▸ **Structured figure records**
^^^^^^^^^^^^^^^^
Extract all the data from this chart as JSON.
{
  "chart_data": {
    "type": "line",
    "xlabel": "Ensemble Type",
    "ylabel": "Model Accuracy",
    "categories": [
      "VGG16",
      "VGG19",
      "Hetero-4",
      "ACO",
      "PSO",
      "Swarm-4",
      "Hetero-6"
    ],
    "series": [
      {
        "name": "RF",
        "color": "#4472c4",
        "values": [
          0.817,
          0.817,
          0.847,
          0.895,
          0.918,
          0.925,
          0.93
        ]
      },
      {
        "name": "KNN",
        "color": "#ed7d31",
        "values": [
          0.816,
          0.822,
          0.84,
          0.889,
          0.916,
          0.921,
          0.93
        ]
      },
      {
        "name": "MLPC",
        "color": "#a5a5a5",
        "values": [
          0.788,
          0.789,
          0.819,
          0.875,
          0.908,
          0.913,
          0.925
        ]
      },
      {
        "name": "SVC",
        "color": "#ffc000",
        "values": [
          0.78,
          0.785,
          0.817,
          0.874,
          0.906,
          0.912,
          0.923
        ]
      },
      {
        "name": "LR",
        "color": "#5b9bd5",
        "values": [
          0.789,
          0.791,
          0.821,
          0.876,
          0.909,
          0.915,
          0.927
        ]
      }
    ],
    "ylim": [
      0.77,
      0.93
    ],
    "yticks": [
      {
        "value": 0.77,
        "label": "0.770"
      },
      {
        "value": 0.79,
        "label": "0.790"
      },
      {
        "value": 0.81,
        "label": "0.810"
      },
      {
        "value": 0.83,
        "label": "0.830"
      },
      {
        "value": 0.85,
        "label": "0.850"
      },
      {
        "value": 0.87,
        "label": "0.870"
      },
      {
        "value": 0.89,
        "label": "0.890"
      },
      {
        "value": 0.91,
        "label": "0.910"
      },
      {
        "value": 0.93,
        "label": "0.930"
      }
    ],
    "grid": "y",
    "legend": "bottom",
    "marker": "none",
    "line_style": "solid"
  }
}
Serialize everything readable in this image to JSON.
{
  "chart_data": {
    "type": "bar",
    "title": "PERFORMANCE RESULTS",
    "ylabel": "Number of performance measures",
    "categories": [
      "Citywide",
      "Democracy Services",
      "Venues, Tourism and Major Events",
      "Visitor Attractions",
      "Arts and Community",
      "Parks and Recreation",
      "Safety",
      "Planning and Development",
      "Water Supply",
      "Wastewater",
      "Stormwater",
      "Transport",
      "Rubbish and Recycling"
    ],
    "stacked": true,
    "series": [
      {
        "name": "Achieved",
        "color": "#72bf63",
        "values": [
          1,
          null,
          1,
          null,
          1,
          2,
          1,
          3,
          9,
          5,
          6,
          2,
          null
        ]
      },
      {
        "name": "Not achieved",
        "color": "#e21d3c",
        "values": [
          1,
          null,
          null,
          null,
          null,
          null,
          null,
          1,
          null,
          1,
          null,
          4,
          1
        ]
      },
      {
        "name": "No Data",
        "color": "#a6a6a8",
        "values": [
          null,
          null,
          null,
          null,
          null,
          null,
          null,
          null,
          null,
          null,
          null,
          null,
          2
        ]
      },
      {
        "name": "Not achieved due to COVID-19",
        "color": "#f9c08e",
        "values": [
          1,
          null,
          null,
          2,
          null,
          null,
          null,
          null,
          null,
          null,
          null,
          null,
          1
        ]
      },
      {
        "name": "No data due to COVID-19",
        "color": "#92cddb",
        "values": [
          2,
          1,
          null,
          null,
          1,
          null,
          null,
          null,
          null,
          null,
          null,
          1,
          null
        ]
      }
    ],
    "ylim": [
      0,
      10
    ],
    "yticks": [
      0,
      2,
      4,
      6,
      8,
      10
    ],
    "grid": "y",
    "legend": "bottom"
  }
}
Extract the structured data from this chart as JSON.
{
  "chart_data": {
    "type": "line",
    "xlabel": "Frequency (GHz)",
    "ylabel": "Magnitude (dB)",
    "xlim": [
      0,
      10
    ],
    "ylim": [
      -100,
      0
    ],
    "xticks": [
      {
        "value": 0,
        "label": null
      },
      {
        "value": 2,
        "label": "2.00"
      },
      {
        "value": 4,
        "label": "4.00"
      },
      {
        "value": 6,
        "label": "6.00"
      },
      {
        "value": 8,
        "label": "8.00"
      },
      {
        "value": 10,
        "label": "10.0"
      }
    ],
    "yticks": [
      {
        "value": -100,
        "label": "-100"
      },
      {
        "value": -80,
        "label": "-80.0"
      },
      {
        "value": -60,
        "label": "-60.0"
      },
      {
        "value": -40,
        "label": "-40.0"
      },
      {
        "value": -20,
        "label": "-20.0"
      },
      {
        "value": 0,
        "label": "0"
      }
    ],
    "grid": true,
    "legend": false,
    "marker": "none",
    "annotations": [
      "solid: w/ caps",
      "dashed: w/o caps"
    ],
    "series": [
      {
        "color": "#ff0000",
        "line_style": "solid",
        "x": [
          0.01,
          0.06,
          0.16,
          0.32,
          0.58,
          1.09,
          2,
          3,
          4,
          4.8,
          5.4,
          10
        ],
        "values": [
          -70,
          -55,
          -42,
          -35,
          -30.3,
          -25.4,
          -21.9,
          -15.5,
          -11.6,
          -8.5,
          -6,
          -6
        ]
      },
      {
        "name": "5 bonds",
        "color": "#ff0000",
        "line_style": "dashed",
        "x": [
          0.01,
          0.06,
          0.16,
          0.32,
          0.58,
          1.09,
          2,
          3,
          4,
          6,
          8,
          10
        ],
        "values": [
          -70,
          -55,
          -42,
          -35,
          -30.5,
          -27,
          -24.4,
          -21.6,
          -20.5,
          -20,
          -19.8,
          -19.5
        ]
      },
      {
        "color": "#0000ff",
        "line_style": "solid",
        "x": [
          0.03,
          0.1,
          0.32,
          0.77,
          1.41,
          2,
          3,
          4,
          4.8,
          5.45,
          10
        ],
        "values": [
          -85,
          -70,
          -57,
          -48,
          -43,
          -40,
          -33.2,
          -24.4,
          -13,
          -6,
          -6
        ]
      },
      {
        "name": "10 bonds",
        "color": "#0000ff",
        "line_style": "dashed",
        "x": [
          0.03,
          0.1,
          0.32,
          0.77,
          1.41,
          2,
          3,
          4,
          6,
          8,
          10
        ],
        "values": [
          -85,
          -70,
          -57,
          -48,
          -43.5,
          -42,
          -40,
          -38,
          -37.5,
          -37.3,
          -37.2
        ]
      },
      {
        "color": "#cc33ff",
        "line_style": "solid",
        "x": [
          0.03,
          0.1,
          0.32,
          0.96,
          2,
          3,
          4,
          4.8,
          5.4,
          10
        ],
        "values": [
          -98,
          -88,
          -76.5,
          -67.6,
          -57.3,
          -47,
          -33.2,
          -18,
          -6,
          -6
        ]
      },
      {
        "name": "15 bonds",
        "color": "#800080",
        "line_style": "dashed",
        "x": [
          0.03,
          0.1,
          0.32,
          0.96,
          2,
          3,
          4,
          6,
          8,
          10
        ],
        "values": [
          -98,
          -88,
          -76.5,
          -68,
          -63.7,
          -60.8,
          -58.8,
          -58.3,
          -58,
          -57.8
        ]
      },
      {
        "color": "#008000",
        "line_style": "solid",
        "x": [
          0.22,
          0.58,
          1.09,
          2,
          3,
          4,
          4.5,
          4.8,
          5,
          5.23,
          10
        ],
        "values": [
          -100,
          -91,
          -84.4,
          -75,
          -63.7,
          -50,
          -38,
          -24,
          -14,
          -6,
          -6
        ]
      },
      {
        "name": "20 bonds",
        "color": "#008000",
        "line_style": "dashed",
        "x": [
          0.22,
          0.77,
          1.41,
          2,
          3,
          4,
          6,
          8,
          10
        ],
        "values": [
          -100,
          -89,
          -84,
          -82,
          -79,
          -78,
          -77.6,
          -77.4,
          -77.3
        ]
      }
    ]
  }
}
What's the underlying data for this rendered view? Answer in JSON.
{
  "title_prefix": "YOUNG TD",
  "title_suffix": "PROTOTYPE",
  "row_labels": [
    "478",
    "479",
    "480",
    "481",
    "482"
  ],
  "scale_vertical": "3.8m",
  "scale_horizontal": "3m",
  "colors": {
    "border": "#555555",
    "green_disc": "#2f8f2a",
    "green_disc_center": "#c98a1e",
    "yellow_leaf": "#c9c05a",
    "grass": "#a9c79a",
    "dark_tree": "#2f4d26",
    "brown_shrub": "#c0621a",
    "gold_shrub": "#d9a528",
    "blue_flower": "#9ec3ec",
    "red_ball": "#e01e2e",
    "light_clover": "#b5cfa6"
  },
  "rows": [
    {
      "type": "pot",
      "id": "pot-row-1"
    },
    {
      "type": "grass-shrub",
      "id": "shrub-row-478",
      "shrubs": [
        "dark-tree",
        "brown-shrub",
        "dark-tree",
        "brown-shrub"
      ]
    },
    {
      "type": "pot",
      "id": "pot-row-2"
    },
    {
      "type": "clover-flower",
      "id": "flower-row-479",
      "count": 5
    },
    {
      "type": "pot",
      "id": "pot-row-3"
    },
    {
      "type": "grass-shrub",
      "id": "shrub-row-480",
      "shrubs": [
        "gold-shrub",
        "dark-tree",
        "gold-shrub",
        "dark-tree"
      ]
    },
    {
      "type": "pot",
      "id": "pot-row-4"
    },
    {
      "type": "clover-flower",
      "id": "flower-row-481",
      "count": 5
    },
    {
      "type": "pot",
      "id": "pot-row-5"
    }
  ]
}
^^^^^^^^^^^^^^^^
▸ **WHAT YOU HAVE TO DO**
Find how many lines hold the string "from", and state that number alone.

▸ **REPLY TO THE TASK**
2